_WHAT IS EXPECTED_. Transcribe every record that appears below, exactly and in full.

_DATA RECORDS_.
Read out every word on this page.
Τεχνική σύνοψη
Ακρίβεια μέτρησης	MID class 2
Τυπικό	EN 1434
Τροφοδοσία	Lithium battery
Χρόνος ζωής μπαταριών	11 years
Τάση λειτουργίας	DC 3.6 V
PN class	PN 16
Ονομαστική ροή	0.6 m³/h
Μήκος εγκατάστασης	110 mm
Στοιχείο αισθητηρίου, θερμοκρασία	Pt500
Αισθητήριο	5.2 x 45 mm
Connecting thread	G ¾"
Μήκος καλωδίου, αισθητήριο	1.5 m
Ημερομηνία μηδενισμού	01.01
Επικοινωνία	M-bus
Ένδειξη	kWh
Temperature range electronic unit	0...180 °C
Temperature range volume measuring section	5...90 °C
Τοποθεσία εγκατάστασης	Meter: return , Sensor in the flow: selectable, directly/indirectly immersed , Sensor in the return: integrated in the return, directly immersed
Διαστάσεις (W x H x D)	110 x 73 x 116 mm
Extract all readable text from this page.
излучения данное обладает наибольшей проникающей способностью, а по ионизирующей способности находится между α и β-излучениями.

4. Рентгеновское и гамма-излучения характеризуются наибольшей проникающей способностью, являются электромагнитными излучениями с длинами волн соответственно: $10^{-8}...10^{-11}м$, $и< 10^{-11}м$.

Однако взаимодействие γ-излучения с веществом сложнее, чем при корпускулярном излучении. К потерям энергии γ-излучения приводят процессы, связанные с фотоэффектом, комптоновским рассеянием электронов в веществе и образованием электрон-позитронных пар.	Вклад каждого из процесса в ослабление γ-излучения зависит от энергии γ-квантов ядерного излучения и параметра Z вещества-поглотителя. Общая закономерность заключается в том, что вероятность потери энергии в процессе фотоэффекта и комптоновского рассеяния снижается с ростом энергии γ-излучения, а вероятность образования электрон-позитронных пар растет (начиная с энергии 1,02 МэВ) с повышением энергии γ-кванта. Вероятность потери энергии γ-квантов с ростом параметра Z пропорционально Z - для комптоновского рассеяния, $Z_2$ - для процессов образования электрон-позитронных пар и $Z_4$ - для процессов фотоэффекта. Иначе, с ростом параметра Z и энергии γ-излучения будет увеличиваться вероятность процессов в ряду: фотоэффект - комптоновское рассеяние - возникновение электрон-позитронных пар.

_CORRECT RESPONSE_.
Read out every word on this page.
Τεχνική σύνοψη
Ακρίβεια μέτρησης	MID class 2
Τυπικό	EN 1434
Τροφοδοσία	Lithium battery
Χρόνος ζωής μπαταριών	11 years
Τάση λειτουργίας	DC 3.6 V
PN class	PN 16
Ονομαστική ροή	0.6 m³/h
Μήκος εγκατάστασης	110 mm
Στοιχείο αισθητηρίου, θερμοκρασία	Pt500
Αισθητήριο	5.2 x 45 mm
Connecting thread	G ¾"
Μήκος καλωδίου, αισθητήριο	1.5 m
Ημερομηνία μηδενισμού	01.01
Επικοινωνία	M-bus
Ένδειξη	kWh
Temperature range electronic unit	0...180 °C
Temperature range volume measuring section	5...90 °C
Τοποθεσία εγκατάστασης	Meter: return , Sensor in the flow: selectable, directly/indirectly immersed , Sensor in the return: integrated in the return, directly immersed
Διαστάσεις (W x H x D)	110 x 73 x 116 mm
Extract all readable text from this page.
излучения данное обладает наибольшей проникающей способностью, а по ионизирующей способности находится между α и β-излучениями.

4. Рентгеновское и гамма-излучения характеризуются наибольшей проникающей способностью, являются электромагнитными излучениями с длинами волн соответственно: $10^{-8}...10^{-11}м$, $и< 10^{-11}м$.

Однако взаимодействие γ-излучения с веществом сложнее, чем при корпускулярном излучении. К потерям энергии γ-излучения приводят процессы, связанные с фотоэффектом, комптоновским рассеянием электронов в веществе и образованием электрон-позитронных пар.	Вклад каждого из процесса в ослабление γ-излучения зависит от энергии γ-квантов ядерного излучения и параметра Z вещества-поглотителя. Общая закономерность заключается в том, что вероятность потери энергии в процессе фотоэффекта и комптоновского рассеяния снижается с ростом энергии γ-излучения, а вероятность образования электрон-позитронных пар растет (начиная с энергии 1,02 МэВ) с повышением энергии γ-кванта. Вероятность потери энергии γ-квантов с ростом параметра Z пропорционально Z - для комптоновского рассеяния, $Z_2$ - для процессов образования электрон-позитронных пар и $Z_4$ - для процессов фотоэффекта. Иначе, с ростом параметра Z и энергии γ-излучения будет увеличиваться вероятность процессов в ряду: фотоэффект - комптоновское рассеяние - возникновение электрон-позитронных пар.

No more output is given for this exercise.